[JOB 1]
According to the cabinet reshuffle article, how many sub-cabinet postings were announced?
[JOB 2]
Please carry on the cabinet reshuffle article from its last sentence.

[PASSAGE]
• • •
Part I of this series examined the changes made in the four LDP Leadership and 19 cabinet postings. This article offers broader analysis of the cabinet reshuffle, incorporating all state minister and vice-ministerial appointments.
When Prime Minister Shinzo Abe announced his senior postings on Tuesday, he called it his Zenin Yakyu Naikaku (“All-hands Baseball Team Cabinet”), and the sub-cabinet billets designated today reflect his push for a party unity following the LDP presidential election. There were 52 postings announced (25 state minister and 27 parliamentary vice-minister postings), and distribution across all factions and independents were generally in line with the proportions of the party each represents (e.g. the Hosoda faction commands 23 percent of members and received 22.2 percent of cabinet postings). This was a pragmatic play for Abe, with notable observations detailed below:
This is Abe’s home faction, and although there were even splits among factions in appointments at the ministerial-level, the Hosoda Faction gained ground in the junior cabinet postings. Hosoda currently commands 23 percent of party Diet members and received 22 percent of the postings. Abe may not have stacked the deck with his factional friends at the senior level, but he postured junior Hosoda Faction members for future leadership roles.
• • •
[COLLECTED DATA]

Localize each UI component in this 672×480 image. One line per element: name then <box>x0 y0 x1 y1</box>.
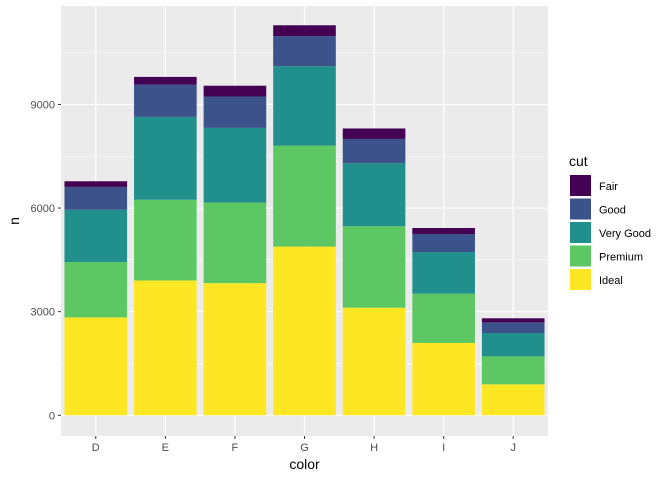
• • •
[EXERCISE ANSWER 1]
52 postings: 25 state minister and 27 parliamentary vice-minister postings.

[EXERCISE ANSWER 2]
Aso’s early and steadfast support of Abe continued to reap benefits for Taro Aso and company. In this latest reshuffle, the Aso faction enjoyed a far higher proportion of appointments than other factions in state- and vice-ministerial postings. Meanwhile, the fact that Aso faction members are now the Minister of Foreign Affairs (Taro Kono) and Minister of Defense (Takeshi Iwaya), three of six principals that meet in National Security Council meetings belong to the Aso faction. This reshuffle also keeps Aso’s front-runner for post-Abe leadership, Taro Kono, in the spotlight.
Wataru Takeshita took over leadership of this group in April with the intent to make it operate more like a traditional LDP faction in solidarity and direction. He was unsuccessful to this end, as half of the faction split to support Abe and the other half Ishiba in last month’s party presidential election. Abe exploited this fissure in the reshuffle, appointing only lower house Takeshita faction members to his cabinet (State Minister for Foreign Affairs Masahisa Sato being the only exception). In doing so, he is forcing the seam to widen. The Takeshita faction may be the third largest in the LDP, but this cabinet reshuffle leaves Takeshita with a long road ahead to regain control of his splintered group.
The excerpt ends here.